══ SOURCE DATA

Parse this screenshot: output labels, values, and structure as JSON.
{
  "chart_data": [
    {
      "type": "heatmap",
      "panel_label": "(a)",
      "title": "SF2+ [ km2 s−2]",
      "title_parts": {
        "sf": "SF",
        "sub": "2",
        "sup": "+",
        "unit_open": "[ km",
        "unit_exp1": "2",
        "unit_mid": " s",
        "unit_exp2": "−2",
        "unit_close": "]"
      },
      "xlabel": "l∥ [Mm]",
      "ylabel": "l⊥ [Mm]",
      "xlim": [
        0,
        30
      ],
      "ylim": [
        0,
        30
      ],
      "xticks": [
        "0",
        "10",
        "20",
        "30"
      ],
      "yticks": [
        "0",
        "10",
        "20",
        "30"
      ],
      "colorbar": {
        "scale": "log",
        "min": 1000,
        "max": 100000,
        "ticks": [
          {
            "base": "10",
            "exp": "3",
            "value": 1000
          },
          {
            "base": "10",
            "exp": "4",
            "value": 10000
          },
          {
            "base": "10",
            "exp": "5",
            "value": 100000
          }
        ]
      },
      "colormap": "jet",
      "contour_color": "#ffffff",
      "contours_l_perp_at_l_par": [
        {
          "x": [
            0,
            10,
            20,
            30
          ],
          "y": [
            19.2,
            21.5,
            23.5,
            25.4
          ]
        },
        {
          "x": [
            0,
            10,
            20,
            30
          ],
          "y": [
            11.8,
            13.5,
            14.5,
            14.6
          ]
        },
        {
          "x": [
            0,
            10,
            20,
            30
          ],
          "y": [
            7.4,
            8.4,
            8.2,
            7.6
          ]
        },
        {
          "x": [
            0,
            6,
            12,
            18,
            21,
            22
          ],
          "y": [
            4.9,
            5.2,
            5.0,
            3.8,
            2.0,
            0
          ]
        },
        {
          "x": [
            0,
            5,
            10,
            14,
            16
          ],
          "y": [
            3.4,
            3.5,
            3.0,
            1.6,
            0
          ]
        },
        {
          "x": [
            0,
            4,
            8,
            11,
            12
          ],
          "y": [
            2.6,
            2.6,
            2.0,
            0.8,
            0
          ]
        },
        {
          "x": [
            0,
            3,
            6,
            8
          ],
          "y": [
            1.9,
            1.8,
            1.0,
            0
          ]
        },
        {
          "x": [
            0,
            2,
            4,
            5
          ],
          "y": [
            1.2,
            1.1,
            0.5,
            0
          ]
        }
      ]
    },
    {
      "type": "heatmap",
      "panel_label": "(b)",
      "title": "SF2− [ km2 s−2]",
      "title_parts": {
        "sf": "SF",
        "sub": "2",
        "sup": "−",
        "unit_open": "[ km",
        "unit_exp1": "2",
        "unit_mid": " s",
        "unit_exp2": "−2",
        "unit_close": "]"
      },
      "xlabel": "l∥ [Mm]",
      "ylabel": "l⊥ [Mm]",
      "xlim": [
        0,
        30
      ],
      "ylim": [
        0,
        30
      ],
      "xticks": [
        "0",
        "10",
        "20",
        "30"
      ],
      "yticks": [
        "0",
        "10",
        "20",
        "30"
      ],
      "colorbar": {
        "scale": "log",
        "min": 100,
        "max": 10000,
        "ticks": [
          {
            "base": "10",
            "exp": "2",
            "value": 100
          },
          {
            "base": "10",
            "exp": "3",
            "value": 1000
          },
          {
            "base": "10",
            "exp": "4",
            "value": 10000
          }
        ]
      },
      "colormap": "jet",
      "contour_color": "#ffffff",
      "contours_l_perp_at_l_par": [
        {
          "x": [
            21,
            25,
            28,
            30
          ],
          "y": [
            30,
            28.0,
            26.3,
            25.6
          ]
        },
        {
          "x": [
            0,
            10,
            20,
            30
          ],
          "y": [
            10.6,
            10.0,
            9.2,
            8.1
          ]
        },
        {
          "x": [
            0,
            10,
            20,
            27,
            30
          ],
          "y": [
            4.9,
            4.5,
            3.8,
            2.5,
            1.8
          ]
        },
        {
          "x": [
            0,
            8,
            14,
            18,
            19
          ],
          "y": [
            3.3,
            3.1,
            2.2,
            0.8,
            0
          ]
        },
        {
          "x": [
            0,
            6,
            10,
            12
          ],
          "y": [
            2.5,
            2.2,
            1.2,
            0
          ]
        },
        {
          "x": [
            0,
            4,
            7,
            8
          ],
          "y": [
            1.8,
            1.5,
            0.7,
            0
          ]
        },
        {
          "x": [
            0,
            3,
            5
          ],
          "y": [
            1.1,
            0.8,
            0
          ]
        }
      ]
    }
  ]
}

════

WRITTEN EXERCISE:
Write out every entry word for word.

SOLUTION:
Parse this screenshot: output labels, values, and structure as JSON.
{
  "chart_data": [
    {
      "type": "heatmap",
      "panel_label": "(a)",
      "title": "SF2+ [ km2 s−2]",
      "title_parts": {
        "sf": "SF",
        "sub": "2",
        "sup": "+",
        "unit_open": "[ km",
        "unit_exp1": "2",
        "unit_mid": " s",
        "unit_exp2": "−2",
        "unit_close": "]"
      },
      "xlabel": "l∥ [Mm]",
      "ylabel": "l⊥ [Mm]",
      "xlim": [
        0,
        30
      ],
      "ylim": [
        0,
        30
      ],
      "xticks": [
        "0",
        "10",
        "20",
        "30"
      ],
      "yticks": [
        "0",
        "10",
        "20",
        "30"
      ],
      "colorbar": {
        "scale": "log",
        "min": 1000,
        "max": 100000,
        "ticks": [
          {
            "base": "10",
            "exp": "3",
            "value": 1000
          },
          {
            "base": "10",
            "exp": "4",
            "value": 10000
          },
          {
            "base": "10",
            "exp": "5",
            "value": 100000
          }
        ]
      },
      "colormap": "jet",
      "contour_color": "#ffffff",
      "contours_l_perp_at_l_par": [
        {
          "x": [
            0,
            10,
            20,
            30
          ],
          "y": [
            19.2,
            21.5,
            23.5,
            25.4
          ]
        },
        {
          "x": [
            0,
            10,
            20,
            30
          ],
          "y": [
            11.8,
            13.5,
            14.5,
            14.6
          ]
        },
        {
          "x": [
            0,
            10,
            20,
            30
          ],
          "y": [
            7.4,
            8.4,
            8.2,
            7.6
          ]
        },
        {
          "x": [
            0,
            6,
            12,
            18,
            21,
            22
          ],
          "y": [
            4.9,
            5.2,
            5.0,
            3.8,
            2.0,
            0
          ]
        },
        {
          "x": [
            0,
            5,
            10,
            14,
            16
          ],
          "y": [
            3.4,
            3.5,
            3.0,
            1.6,
            0
          ]
        },
        {
          "x": [
            0,
            4,
            8,
            11,
            12
          ],
          "y": [
            2.6,
            2.6,
            2.0,
            0.8,
            0
          ]
        },
        {
          "x": [
            0,
            3,
            6,
            8
          ],
          "y": [
            1.9,
            1.8,
            1.0,
            0
          ]
        },
        {
          "x": [
            0,
            2,
            4,
            5
          ],
          "y": [
            1.2,
            1.1,
            0.5,
            0
          ]
        }
      ]
    },
    {
      "type": "heatmap",
      "panel_label": "(b)",
      "title": "SF2− [ km2 s−2]",
      "title_parts": {
        "sf": "SF",
        "sub": "2",
        "sup": "−",
        "unit_open": "[ km",
        "unit_exp1": "2",
        "unit_mid": " s",
        "unit_exp2": "−2",
        "unit_close": "]"
      },
      "xlabel": "l∥ [Mm]",
      "ylabel": "l⊥ [Mm]",
      "xlim": [
        0,
        30
      ],
      "ylim": [
        0,
        30
      ],
      "xticks": [
        "0",
        "10",
        "20",
        "30"
      ],
      "yticks": [
        "0",
        "10",
        "20",
        "30"
      ],
      "colorbar": {
        "scale": "log",
        "min": 100,
        "max": 10000,
        "ticks": [
          {
            "base": "10",
            "exp": "2",
            "value": 100
          },
          {
            "base": "10",
            "exp": "3",
            "value": 1000
          },
          {
            "base": "10",
            "exp": "4",
            "value": 10000
          }
        ]
      },
      "colormap": "jet",
      "contour_color": "#ffffff",
      "contours_l_perp_at_l_par": [
        {
          "x": [
            21,
            25,
            28,
            30
          ],
          "y": [
            30,
            28.0,
            26.3,
            25.6
          ]
        },
        {
          "x": [
            0,
            10,
            20,
            30
          ],
          "y": [
            10.6,
            10.0,
            9.2,
            8.1
          ]
        },
        {
          "x": [
            0,
            10,
            20,
            27,
            30
          ],
          "y": [
            4.9,
            4.5,
            3.8,
            2.5,
            1.8
          ]
        },
        {
          "x": [
            0,
            8,
            14,
            18,
            19
          ],
          "y": [
            3.3,
            3.1,
            2.2,
            0.8,
            0
          ]
        },
        {
          "x": [
            0,
            6,
            10,
            12
          ],
          "y": [
            2.5,
            2.2,
            1.2,
            0
          ]
        },
        {
          "x": [
            0,
            4,
            7,
            8
          ],
          "y": [
            1.8,
            1.5,
            0.7,
            0
          ]
        },
        {
          "x": [
            0,
            3,
            5
          ],
          "y": [
            1.1,
            0.8,
            0
          ]
        }
      ]
    }
  ]
}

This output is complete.